THE REQUEST:
Repeat every record below exactly, omitting any pictures.

PROVIDED INFORMATION:
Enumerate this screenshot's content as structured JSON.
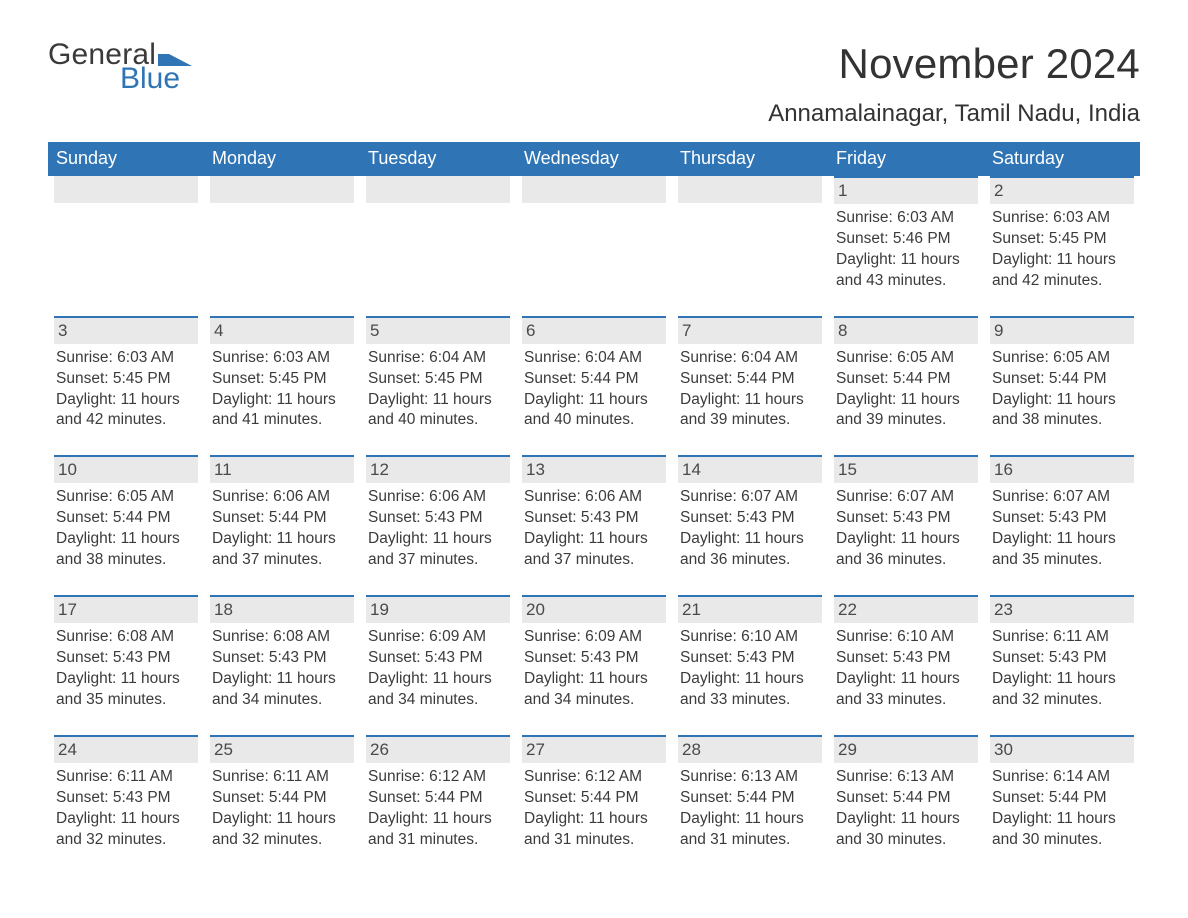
{
  "logo": {
    "general": "General",
    "blue": "Blue"
  },
  "title": "November 2024",
  "location": "Annamalainagar, Tamil Nadu, India",
  "colors": {
    "brand_blue": "#2f74b5",
    "header_bg": "#2f74b5",
    "header_text": "#ffffff",
    "daynum_bg": "#e9e9e9",
    "daynum_border": "#2f74b5",
    "text": "#333333",
    "body_bg": "#ffffff"
  },
  "weekdays": [
    "Sunday",
    "Monday",
    "Tuesday",
    "Wednesday",
    "Thursday",
    "Friday",
    "Saturday"
  ],
  "weeks": [
    [
      null,
      null,
      null,
      null,
      null,
      {
        "n": "1",
        "sr": "6:03 AM",
        "ss": "5:46 PM",
        "dl": "11 hours and 43 minutes."
      },
      {
        "n": "2",
        "sr": "6:03 AM",
        "ss": "5:45 PM",
        "dl": "11 hours and 42 minutes."
      }
    ],
    [
      {
        "n": "3",
        "sr": "6:03 AM",
        "ss": "5:45 PM",
        "dl": "11 hours and 42 minutes."
      },
      {
        "n": "4",
        "sr": "6:03 AM",
        "ss": "5:45 PM",
        "dl": "11 hours and 41 minutes."
      },
      {
        "n": "5",
        "sr": "6:04 AM",
        "ss": "5:45 PM",
        "dl": "11 hours and 40 minutes."
      },
      {
        "n": "6",
        "sr": "6:04 AM",
        "ss": "5:44 PM",
        "dl": "11 hours and 40 minutes."
      },
      {
        "n": "7",
        "sr": "6:04 AM",
        "ss": "5:44 PM",
        "dl": "11 hours and 39 minutes."
      },
      {
        "n": "8",
        "sr": "6:05 AM",
        "ss": "5:44 PM",
        "dl": "11 hours and 39 minutes."
      },
      {
        "n": "9",
        "sr": "6:05 AM",
        "ss": "5:44 PM",
        "dl": "11 hours and 38 minutes."
      }
    ],
    [
      {
        "n": "10",
        "sr": "6:05 AM",
        "ss": "5:44 PM",
        "dl": "11 hours and 38 minutes."
      },
      {
        "n": "11",
        "sr": "6:06 AM",
        "ss": "5:44 PM",
        "dl": "11 hours and 37 minutes."
      },
      {
        "n": "12",
        "sr": "6:06 AM",
        "ss": "5:43 PM",
        "dl": "11 hours and 37 minutes."
      },
      {
        "n": "13",
        "sr": "6:06 AM",
        "ss": "5:43 PM",
        "dl": "11 hours and 37 minutes."
      },
      {
        "n": "14",
        "sr": "6:07 AM",
        "ss": "5:43 PM",
        "dl": "11 hours and 36 minutes."
      },
      {
        "n": "15",
        "sr": "6:07 AM",
        "ss": "5:43 PM",
        "dl": "11 hours and 36 minutes."
      },
      {
        "n": "16",
        "sr": "6:07 AM",
        "ss": "5:43 PM",
        "dl": "11 hours and 35 minutes."
      }
    ],
    [
      {
        "n": "17",
        "sr": "6:08 AM",
        "ss": "5:43 PM",
        "dl": "11 hours and 35 minutes."
      },
      {
        "n": "18",
        "sr": "6:08 AM",
        "ss": "5:43 PM",
        "dl": "11 hours and 34 minutes."
      },
      {
        "n": "19",
        "sr": "6:09 AM",
        "ss": "5:43 PM",
        "dl": "11 hours and 34 minutes."
      },
      {
        "n": "20",
        "sr": "6:09 AM",
        "ss": "5:43 PM",
        "dl": "11 hours and 34 minutes."
      },
      {
        "n": "21",
        "sr": "6:10 AM",
        "ss": "5:43 PM",
        "dl": "11 hours and 33 minutes."
      },
      {
        "n": "22",
        "sr": "6:10 AM",
        "ss": "5:43 PM",
        "dl": "11 hours and 33 minutes."
      },
      {
        "n": "23",
        "sr": "6:11 AM",
        "ss": "5:43 PM",
        "dl": "11 hours and 32 minutes."
      }
    ],
    [
      {
        "n": "24",
        "sr": "6:11 AM",
        "ss": "5:43 PM",
        "dl": "11 hours and 32 minutes."
      },
      {
        "n": "25",
        "sr": "6:11 AM",
        "ss": "5:44 PM",
        "dl": "11 hours and 32 minutes."
      },
      {
        "n": "26",
        "sr": "6:12 AM",
        "ss": "5:44 PM",
        "dl": "11 hours and 31 minutes."
      },
      {
        "n": "27",
        "sr": "6:12 AM",
        "ss": "5:44 PM",
        "dl": "11 hours and 31 minutes."
      },
      {
        "n": "28",
        "sr": "6:13 AM",
        "ss": "5:44 PM",
        "dl": "11 hours and 31 minutes."
      },
      {
        "n": "29",
        "sr": "6:13 AM",
        "ss": "5:44 PM",
        "dl": "11 hours and 30 minutes."
      },
      {
        "n": "30",
        "sr": "6:14 AM",
        "ss": "5:44 PM",
        "dl": "11 hours and 30 minutes."
      }
    ]
  ],
  "labels": {
    "sunrise": "Sunrise: ",
    "sunset": "Sunset: ",
    "daylight": "Daylight: "
  },
  "typography": {
    "title_fontsize": 42,
    "location_fontsize": 24,
    "weekday_fontsize": 18,
    "daynum_fontsize": 17,
    "info_fontsize": 15.5
  }
}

SOLUTION TO THE PROBLEM:
Enumerate this screenshot's content as structured JSON.
{
  "logo": {
    "general": "General",
    "blue": "Blue"
  },
  "title": "November 2024",
  "location": "Annamalainagar, Tamil Nadu, India",
  "colors": {
    "brand_blue": "#2f74b5",
    "header_bg": "#2f74b5",
    "header_text": "#ffffff",
    "daynum_bg": "#e9e9e9",
    "daynum_border": "#2f74b5",
    "text": "#333333",
    "body_bg": "#ffffff"
  },
  "weekdays": [
    "Sunday",
    "Monday",
    "Tuesday",
    "Wednesday",
    "Thursday",
    "Friday",
    "Saturday"
  ],
  "weeks": [
    [
      null,
      null,
      null,
      null,
      null,
      {
        "n": "1",
        "sr": "6:03 AM",
        "ss": "5:46 PM",
        "dl": "11 hours and 43 minutes."
      },
      {
        "n": "2",
        "sr": "6:03 AM",
        "ss": "5:45 PM",
        "dl": "11 hours and 42 minutes."
      }
    ],
    [
      {
        "n": "3",
        "sr": "6:03 AM",
        "ss": "5:45 PM",
        "dl": "11 hours and 42 minutes."
      },
      {
        "n": "4",
        "sr": "6:03 AM",
        "ss": "5:45 PM",
        "dl": "11 hours and 41 minutes."
      },
      {
        "n": "5",
        "sr": "6:04 AM",
        "ss": "5:45 PM",
        "dl": "11 hours and 40 minutes."
      },
      {
        "n": "6",
        "sr": "6:04 AM",
        "ss": "5:44 PM",
        "dl": "11 hours and 40 minutes."
      },
      {
        "n": "7",
        "sr": "6:04 AM",
        "ss": "5:44 PM",
        "dl": "11 hours and 39 minutes."
      },
      {
        "n": "8",
        "sr": "6:05 AM",
        "ss": "5:44 PM",
        "dl": "11 hours and 39 minutes."
      },
      {
        "n": "9",
        "sr": "6:05 AM",
        "ss": "5:44 PM",
        "dl": "11 hours and 38 minutes."
      }
    ],
    [
      {
        "n": "10",
        "sr": "6:05 AM",
        "ss": "5:44 PM",
        "dl": "11 hours and 38 minutes."
      },
      {
        "n": "11",
        "sr": "6:06 AM",
        "ss": "5:44 PM",
        "dl": "11 hours and 37 minutes."
      },
      {
        "n": "12",
        "sr": "6:06 AM",
        "ss": "5:43 PM",
        "dl": "11 hours and 37 minutes."
      },
      {
        "n": "13",
        "sr": "6:06 AM",
        "ss": "5:43 PM",
        "dl": "11 hours and 37 minutes."
      },
      {
        "n": "14",
        "sr": "6:07 AM",
        "ss": "5:43 PM",
        "dl": "11 hours and 36 minutes."
      },
      {
        "n": "15",
        "sr": "6:07 AM",
        "ss": "5:43 PM",
        "dl": "11 hours and 36 minutes."
      },
      {
        "n": "16",
        "sr": "6:07 AM",
        "ss": "5:43 PM",
        "dl": "11 hours and 35 minutes."
      }
    ],
    [
      {
        "n": "17",
        "sr": "6:08 AM",
        "ss": "5:43 PM",
        "dl": "11 hours and 35 minutes."
      },
      {
        "n": "18",
        "sr": "6:08 AM",
        "ss": "5:43 PM",
        "dl": "11 hours and 34 minutes."
      },
      {
        "n": "19",
        "sr": "6:09 AM",
        "ss": "5:43 PM",
        "dl": "11 hours and 34 minutes."
      },
      {
        "n": "20",
        "sr": "6:09 AM",
        "ss": "5:43 PM",
        "dl": "11 hours and 34 minutes."
      },
      {
        "n": "21",
        "sr": "6:10 AM",
        "ss": "5:43 PM",
        "dl": "11 hours and 33 minutes."
      },
      {
        "n": "22",
        "sr": "6:10 AM",
        "ss": "5:43 PM",
        "dl": "11 hours and 33 minutes."
      },
      {
        "n": "23",
        "sr": "6:11 AM",
        "ss": "5:43 PM",
        "dl": "11 hours and 32 minutes."
      }
    ],
    [
      {
        "n": "24",
        "sr": "6:11 AM",
        "ss": "5:43 PM",
        "dl": "11 hours and 32 minutes."
      },
      {
        "n": "25",
        "sr": "6:11 AM",
        "ss": "5:44 PM",
        "dl": "11 hours and 32 minutes."
      },
      {
        "n": "26",
        "sr": "6:12 AM",
        "ss": "5:44 PM",
        "dl": "11 hours and 31 minutes."
      },
      {
        "n": "27",
        "sr": "6:12 AM",
        "ss": "5:44 PM",
        "dl": "11 hours and 31 minutes."
      },
      {
        "n": "28",
        "sr": "6:13 AM",
        "ss": "5:44 PM",
        "dl": "11 hours and 31 minutes."
      },
      {
        "n": "29",
        "sr": "6:13 AM",
        "ss": "5:44 PM",
        "dl": "11 hours and 30 minutes."
      },
      {
        "n": "30",
        "sr": "6:14 AM",
        "ss": "5:44 PM",
        "dl": "11 hours and 30 minutes."
      }
    ]
  ],
  "labels": {
    "sunrise": "Sunrise: ",
    "sunset": "Sunset: ",
    "daylight": "Daylight: "
  },
  "typography": {
    "title_fontsize": 42,
    "location_fontsize": 24,
    "weekday_fontsize": 18,
    "daynum_fontsize": 17,
    "info_fontsize": 15.5
  }
}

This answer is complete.